---------- RECORDS FOR THE EXERCISE ----------
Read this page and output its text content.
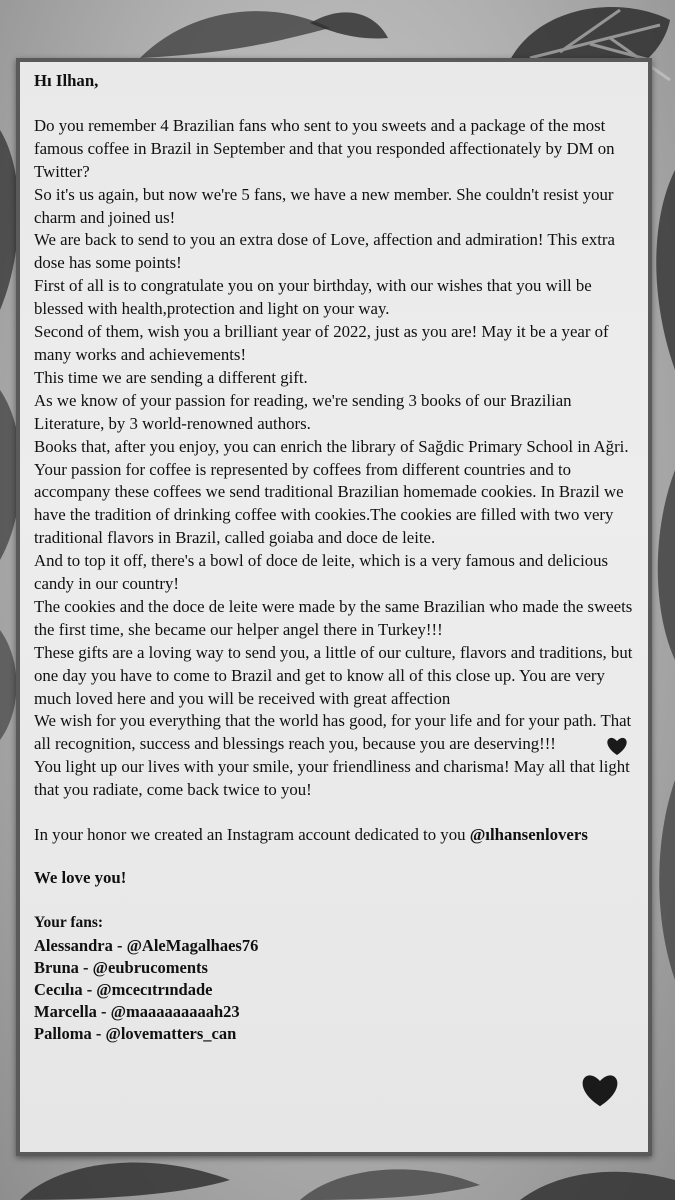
Hı Ilhan,

Do you remember 4 Brazilian fans who sent to you sweets and a package of the most famous coffee in Brazil in September and that you responded affectionately by DM on Twitter?

So it's us again, but now we're 5 fans, we have a new member. She couldn't resist your charm and joined us!

We are back to send to you an extra dose of Love, affection and admiration! This extra dose has some points!

First of all is to congratulate you on your birthday, with our wishes that you will be blessed with health,protection and light on your way.

Second of them, wish you a brilliant year of 2022, just as you are! May it be a year of many works and achievements!

This time we are sending a different gift.

As we know of your passion for reading, we're sending 3 books of our Brazilian Literature, by 3 world-renowned authors.

Books that, after you enjoy, you can enrich the library of Sağdic Primary School in Ağri.

Your passion for coffee is represented by coffees from different countries and to accompany these coffees we send traditional Brazilian homemade cookies. In Brazil we have the tradition of drinking coffee with cookies.The cookies are filled with two very traditional flavors in Brazil, called goiaba and doce de leite.

And to top it off, there's a bowl of doce de leite, which is a very famous and delicious candy in our country!

The cookies and the doce de leite were made by the same Brazilian who made the sweets the first time, she became our helper angel there in Turkey!!!

These gifts are a loving way to send you, a little of our culture, flavors and traditions, but one day you have to come to Brazil and get to know all of this close up. You are very much loved here and you will be received with great affection

We wish for you everything that the world has good, for your life and for your path. That all recognition, success and blessings reach you, because you are deserving!!!

You light up our lives with your smile, your friendliness and charisma! May all that light that you radiate, come back twice to you!

In your honor we created an Instagram account dedicated to you @ılhansenlovers
We love you!
Your fans:
Alessandra - @AleMagalhaes76
Bruna - @eubrucoments
Cecılıa - @mcecıtrındade
Marcella - @maaaaaaaaah23
Palloma - @lovematters_can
----------
_WRITTEN TASK_
Your task is to gather every line with the word "back" and copy it.

_SOLUTION_
We are back to send to you an extra dose of Love, affection and admiration! This extra dose has some points!
You light up our lives with your smile, your friendliness and charisma! May all that light that you radiate, come back twice to you!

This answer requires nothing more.